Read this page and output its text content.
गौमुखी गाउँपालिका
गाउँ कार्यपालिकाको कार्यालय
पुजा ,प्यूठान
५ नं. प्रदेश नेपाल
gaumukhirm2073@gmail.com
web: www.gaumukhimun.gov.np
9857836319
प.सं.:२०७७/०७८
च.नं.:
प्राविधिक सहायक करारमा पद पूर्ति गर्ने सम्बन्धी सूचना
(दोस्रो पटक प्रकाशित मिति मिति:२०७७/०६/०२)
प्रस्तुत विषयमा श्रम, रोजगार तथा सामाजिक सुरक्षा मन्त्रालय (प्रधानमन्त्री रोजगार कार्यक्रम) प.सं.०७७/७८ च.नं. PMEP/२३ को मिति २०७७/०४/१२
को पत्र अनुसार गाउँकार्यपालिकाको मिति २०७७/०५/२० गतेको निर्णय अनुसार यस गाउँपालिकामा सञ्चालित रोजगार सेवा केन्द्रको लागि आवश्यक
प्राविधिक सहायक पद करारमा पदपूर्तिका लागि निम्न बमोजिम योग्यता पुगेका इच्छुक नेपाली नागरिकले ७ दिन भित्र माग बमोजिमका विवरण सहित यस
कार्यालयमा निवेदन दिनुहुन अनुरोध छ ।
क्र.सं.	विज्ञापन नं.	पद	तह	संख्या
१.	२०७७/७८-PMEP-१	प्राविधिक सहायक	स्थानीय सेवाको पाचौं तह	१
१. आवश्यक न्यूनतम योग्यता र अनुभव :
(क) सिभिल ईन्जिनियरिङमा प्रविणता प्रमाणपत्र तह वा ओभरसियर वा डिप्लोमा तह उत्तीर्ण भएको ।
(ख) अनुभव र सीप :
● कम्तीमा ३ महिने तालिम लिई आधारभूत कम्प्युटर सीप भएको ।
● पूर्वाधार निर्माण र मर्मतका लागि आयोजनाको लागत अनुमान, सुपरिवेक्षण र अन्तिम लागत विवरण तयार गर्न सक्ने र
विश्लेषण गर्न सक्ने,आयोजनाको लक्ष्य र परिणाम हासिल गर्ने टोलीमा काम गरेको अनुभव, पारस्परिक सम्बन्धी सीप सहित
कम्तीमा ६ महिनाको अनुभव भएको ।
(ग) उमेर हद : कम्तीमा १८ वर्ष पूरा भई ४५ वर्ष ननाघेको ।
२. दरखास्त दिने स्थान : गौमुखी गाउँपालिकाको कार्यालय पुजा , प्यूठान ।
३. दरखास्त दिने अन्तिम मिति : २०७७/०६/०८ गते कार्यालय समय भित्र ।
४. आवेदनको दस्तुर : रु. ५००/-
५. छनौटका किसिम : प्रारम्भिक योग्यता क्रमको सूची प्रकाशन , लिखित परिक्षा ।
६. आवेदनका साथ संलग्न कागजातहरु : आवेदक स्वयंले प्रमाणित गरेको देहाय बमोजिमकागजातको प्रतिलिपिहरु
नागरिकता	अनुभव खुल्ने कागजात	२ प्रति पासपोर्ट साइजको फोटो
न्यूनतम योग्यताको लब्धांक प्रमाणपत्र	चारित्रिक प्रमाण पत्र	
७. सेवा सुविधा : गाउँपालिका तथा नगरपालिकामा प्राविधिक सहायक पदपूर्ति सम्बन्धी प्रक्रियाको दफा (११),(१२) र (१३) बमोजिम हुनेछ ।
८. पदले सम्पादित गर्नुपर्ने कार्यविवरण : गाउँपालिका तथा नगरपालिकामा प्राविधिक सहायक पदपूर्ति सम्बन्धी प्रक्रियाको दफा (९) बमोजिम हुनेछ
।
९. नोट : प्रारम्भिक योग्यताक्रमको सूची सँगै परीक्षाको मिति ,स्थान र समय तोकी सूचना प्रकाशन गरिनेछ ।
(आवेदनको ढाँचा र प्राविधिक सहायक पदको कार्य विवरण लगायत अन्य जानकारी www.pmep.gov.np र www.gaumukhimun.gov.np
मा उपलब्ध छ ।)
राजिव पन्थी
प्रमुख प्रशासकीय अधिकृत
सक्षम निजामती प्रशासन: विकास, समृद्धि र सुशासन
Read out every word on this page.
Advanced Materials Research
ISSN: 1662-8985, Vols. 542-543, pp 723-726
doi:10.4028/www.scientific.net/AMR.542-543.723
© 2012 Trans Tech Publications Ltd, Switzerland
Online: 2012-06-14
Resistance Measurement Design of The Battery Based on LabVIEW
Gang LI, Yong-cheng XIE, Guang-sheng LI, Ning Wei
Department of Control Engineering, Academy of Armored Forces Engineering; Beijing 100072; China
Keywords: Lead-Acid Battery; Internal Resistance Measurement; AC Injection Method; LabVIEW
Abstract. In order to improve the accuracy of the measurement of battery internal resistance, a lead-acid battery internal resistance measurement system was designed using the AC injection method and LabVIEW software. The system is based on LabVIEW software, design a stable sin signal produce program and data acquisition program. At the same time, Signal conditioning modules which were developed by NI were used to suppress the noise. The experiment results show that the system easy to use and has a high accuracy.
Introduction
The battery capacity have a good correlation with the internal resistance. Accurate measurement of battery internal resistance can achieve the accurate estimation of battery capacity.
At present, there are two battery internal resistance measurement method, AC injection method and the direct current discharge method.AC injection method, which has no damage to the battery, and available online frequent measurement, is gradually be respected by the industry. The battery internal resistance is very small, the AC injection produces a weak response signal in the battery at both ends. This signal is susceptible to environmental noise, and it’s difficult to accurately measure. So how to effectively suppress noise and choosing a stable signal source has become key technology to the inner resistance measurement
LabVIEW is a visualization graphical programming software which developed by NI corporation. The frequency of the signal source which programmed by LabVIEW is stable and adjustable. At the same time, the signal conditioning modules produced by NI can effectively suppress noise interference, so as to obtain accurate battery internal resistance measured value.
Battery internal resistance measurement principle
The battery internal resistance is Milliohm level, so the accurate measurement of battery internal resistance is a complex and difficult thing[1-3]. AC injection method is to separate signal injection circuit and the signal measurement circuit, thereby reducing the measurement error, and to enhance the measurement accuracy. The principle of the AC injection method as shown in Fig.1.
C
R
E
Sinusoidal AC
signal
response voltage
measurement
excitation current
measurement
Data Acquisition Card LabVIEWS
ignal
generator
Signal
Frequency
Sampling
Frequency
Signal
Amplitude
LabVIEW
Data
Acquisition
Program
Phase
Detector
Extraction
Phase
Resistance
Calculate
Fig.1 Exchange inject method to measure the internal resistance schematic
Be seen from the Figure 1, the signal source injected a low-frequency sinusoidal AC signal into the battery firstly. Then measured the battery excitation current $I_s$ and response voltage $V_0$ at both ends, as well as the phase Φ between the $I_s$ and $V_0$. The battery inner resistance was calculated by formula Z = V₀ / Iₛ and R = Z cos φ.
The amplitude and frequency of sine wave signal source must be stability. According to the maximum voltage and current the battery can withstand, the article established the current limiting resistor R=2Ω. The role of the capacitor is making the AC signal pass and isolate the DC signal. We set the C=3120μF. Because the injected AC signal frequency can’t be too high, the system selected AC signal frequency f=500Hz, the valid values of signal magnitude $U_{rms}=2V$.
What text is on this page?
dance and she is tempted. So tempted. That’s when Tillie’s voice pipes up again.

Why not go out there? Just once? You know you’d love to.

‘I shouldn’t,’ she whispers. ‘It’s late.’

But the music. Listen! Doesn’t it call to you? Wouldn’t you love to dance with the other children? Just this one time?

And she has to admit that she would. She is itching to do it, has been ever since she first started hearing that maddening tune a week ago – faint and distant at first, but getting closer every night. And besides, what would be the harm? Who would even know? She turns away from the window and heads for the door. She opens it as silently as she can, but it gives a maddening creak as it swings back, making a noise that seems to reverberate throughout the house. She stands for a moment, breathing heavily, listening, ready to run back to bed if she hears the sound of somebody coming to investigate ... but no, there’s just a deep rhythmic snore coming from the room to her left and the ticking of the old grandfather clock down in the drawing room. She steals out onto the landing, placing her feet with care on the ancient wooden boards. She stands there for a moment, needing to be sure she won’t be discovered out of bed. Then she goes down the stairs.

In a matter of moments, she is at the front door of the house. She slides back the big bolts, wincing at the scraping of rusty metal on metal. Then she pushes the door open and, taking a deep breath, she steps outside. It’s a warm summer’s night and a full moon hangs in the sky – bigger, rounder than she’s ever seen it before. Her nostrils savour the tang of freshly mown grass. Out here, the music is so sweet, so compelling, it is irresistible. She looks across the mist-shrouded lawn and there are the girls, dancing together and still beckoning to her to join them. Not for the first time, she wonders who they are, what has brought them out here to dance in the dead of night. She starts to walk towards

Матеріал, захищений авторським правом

..............................

## Problem requirements
Lines containing the string "conditioning" are to be selected and copied.

## Final answer
Abstract. In order to improve the accuracy of the measurement of battery internal resistance, a lead-acid battery internal resistance measurement system was designed using the AC injection method and LabVIEW software. The system is based on LabVIEW software, design a stable sin signal produce program and data acquisition program. At the same time, Signal conditioning modules which were developed by NI were used to suppress the noise. The experiment results show that the system easy to use and has a high accuracy.
LabVIEW is a visualization graphical programming software which developed by NI corporation. The frequency of the signal source which programmed by LabVIEW is stable and adjustable. At the same time, the signal conditioning modules produced by NI can effectively suppress noise interference, so as to obtain accurate battery internal resistance measured value.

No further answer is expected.